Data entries
+ + +
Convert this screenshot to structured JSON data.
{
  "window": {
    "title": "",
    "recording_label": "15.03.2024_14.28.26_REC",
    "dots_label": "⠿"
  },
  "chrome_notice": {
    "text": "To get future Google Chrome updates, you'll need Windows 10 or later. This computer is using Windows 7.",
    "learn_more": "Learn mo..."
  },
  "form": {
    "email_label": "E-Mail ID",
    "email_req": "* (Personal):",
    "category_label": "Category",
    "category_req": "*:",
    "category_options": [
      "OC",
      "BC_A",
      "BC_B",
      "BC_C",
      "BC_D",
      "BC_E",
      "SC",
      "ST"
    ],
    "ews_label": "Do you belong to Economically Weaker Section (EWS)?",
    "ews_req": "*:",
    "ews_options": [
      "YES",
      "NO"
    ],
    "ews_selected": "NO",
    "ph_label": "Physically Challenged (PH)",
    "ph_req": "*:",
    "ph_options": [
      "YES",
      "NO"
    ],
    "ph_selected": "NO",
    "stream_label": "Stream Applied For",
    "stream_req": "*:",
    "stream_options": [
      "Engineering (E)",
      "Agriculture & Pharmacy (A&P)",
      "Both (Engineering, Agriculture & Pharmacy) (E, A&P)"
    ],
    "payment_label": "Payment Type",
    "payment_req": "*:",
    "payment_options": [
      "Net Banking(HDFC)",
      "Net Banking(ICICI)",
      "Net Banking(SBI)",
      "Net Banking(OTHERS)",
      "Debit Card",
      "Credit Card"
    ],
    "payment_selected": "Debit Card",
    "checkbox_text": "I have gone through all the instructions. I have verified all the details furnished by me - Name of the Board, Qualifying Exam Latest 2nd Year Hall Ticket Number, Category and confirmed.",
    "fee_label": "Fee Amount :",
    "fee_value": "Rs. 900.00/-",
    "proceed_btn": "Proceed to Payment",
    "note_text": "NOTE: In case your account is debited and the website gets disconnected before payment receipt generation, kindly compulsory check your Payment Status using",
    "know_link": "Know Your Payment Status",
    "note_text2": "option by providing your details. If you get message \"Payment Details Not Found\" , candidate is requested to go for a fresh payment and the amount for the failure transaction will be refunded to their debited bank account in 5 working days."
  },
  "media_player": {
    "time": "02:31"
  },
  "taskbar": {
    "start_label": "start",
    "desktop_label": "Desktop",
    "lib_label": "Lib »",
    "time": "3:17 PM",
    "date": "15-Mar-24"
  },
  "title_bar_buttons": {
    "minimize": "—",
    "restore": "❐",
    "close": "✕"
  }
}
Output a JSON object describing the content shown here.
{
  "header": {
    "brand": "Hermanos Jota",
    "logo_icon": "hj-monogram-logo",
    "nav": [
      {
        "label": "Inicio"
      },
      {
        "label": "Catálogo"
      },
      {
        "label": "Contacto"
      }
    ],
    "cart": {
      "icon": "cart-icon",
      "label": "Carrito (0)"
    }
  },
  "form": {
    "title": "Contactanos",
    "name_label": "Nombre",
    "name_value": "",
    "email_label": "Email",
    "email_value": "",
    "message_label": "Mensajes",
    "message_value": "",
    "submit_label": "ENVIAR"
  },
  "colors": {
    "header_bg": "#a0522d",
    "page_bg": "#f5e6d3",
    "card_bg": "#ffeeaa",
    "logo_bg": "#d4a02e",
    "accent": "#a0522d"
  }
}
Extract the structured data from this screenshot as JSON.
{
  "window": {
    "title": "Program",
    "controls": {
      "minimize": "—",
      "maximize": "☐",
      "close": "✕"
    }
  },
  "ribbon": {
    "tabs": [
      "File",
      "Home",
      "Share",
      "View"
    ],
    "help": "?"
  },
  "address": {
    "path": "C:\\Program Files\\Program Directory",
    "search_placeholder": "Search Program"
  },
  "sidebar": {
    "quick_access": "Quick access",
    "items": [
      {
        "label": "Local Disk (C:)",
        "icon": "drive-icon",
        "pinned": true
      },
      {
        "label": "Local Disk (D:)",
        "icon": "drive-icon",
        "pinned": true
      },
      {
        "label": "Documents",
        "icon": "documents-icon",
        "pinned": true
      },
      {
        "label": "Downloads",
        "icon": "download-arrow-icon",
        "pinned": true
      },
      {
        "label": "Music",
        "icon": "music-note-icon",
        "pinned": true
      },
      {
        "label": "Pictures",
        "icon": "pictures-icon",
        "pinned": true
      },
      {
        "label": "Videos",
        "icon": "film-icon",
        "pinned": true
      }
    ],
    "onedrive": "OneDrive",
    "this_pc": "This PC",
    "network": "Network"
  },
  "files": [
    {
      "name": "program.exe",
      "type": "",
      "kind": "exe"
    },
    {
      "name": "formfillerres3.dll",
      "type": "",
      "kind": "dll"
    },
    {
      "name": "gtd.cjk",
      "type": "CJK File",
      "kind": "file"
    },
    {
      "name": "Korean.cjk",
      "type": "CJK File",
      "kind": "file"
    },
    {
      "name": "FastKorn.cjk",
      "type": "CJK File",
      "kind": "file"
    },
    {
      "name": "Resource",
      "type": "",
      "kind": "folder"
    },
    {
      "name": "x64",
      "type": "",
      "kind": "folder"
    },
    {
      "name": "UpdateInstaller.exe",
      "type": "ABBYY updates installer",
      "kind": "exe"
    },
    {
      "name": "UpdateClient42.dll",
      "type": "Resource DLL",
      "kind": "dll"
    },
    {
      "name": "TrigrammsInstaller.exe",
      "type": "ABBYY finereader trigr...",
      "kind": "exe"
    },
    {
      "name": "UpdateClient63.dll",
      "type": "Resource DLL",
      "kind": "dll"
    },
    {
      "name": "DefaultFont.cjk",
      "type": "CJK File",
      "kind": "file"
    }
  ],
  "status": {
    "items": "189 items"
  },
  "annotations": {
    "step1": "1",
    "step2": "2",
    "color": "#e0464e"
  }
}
+ + +
**EXERCISE OBJECTIVE**
Copy out every line of the listing that includes the string "Local".

**SOLUTION FOR THIS EXERCISE**
        "label": "Local Disk (C:)",
        "label": "Local Disk (D:)",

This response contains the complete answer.